» EXTRACTED MATERIAL
○ ○ ○ ○

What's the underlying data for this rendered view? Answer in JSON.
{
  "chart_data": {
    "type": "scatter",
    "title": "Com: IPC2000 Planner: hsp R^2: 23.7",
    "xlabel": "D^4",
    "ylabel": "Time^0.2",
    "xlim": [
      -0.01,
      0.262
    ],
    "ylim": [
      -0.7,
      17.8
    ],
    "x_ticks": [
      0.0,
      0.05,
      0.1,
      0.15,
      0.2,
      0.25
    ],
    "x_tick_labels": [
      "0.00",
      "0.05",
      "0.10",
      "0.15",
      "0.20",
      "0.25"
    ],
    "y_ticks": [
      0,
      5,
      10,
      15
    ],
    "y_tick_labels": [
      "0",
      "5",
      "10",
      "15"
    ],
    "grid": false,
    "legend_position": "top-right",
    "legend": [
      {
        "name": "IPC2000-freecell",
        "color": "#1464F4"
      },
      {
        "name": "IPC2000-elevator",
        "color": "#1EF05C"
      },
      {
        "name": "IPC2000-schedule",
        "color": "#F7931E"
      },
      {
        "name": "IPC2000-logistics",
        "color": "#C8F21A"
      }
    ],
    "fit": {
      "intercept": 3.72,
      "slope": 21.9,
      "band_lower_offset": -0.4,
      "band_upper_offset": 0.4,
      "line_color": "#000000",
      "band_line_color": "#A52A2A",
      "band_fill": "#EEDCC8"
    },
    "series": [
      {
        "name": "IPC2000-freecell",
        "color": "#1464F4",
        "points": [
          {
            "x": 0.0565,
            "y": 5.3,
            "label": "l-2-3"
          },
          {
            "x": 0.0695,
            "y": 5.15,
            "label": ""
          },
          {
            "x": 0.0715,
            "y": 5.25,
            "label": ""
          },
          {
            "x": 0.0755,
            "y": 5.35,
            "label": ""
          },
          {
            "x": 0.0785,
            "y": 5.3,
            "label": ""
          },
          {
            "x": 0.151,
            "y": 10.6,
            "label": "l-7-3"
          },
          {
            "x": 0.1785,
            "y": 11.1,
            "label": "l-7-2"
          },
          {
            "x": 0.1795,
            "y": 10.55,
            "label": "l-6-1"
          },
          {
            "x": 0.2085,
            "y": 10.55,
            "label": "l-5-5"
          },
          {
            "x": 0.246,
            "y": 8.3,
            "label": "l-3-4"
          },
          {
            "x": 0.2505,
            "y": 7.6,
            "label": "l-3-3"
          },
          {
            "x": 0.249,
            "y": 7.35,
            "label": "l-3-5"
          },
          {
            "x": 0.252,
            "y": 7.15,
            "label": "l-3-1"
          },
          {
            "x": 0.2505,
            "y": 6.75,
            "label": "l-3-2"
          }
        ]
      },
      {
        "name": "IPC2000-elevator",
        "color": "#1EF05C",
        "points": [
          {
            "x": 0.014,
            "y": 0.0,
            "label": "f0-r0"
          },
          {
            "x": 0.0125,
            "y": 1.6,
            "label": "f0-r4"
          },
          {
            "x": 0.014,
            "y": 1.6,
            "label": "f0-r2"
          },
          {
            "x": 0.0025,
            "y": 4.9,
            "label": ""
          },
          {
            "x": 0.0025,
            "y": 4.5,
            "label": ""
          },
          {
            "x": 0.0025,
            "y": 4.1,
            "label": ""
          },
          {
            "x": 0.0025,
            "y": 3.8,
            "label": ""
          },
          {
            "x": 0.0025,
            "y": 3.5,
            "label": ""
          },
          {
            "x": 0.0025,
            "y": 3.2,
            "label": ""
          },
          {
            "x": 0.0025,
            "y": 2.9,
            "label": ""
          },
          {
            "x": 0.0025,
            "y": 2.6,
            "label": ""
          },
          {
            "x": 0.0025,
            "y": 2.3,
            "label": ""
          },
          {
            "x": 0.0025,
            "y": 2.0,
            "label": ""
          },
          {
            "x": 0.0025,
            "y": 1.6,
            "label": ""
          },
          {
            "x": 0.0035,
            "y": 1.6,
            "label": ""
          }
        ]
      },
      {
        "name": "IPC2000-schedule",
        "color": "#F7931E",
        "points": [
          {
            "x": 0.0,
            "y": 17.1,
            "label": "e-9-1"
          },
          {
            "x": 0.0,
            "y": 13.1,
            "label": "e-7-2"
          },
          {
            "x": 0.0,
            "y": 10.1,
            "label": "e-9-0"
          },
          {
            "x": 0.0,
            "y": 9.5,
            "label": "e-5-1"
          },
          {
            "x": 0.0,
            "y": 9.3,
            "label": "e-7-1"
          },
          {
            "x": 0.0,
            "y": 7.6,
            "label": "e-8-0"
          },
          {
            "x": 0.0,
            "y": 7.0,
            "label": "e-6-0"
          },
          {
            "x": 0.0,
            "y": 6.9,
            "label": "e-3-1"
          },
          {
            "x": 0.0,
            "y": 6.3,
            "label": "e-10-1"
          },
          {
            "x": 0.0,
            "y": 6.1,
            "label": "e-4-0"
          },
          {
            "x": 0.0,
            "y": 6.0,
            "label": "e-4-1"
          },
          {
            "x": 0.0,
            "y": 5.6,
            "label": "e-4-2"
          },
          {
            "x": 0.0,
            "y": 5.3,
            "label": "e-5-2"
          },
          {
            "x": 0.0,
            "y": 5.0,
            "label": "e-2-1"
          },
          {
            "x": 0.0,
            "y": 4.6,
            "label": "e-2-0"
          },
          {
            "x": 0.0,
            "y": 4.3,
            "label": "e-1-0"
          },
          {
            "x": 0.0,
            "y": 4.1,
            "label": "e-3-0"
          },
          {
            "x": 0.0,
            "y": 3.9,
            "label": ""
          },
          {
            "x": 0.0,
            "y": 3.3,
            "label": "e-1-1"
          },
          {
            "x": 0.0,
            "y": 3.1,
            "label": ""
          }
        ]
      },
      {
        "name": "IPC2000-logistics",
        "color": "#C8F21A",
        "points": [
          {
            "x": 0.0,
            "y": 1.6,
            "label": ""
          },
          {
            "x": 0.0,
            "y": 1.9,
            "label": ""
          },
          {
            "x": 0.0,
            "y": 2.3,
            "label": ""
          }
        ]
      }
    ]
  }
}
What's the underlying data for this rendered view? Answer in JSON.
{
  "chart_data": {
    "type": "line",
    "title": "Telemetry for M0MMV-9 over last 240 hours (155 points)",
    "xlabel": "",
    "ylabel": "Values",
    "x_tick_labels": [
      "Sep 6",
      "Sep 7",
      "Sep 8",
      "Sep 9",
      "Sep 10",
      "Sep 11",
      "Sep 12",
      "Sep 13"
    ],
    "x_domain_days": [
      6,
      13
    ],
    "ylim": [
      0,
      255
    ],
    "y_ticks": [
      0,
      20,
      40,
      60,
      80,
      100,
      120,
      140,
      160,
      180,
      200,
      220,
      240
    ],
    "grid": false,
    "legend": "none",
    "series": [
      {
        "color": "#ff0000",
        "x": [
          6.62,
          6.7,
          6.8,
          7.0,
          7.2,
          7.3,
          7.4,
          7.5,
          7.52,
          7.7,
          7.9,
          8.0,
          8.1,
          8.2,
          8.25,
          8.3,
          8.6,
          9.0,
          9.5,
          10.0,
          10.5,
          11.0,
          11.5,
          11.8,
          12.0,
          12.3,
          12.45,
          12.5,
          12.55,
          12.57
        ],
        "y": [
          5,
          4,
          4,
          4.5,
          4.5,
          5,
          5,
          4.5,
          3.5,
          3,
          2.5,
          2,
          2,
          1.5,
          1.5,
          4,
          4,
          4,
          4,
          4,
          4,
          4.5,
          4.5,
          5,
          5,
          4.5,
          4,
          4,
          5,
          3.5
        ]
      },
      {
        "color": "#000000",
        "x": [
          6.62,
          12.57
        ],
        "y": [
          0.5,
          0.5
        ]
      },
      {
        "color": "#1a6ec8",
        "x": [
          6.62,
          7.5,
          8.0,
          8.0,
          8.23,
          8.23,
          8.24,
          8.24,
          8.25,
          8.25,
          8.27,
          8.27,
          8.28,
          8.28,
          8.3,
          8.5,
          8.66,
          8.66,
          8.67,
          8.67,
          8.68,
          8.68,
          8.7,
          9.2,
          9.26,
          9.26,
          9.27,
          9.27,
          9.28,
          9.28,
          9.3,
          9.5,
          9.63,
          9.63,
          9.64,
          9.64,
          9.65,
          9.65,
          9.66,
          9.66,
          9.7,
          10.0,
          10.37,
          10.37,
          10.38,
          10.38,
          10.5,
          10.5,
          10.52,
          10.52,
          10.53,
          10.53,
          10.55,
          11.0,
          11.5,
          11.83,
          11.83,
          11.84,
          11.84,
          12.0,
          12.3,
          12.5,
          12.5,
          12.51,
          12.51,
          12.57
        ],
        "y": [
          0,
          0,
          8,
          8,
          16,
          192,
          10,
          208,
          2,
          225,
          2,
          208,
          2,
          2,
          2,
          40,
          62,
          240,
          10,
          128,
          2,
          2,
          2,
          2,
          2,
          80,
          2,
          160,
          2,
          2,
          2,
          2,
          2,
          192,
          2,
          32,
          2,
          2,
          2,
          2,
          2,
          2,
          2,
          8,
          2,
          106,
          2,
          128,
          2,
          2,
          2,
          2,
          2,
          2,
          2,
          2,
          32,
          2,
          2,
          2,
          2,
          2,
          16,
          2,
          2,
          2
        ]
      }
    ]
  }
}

○ ○ ○ ○

» SET TASK
Copy each line from the records above that includes the string "title".

» FINISHED EXERCISE
    "title": "Com: IPC2000 Planner: hsp R^2: 23.7",
    "title": "Telemetry for M0MMV-9 over last 240 hours (155 points)",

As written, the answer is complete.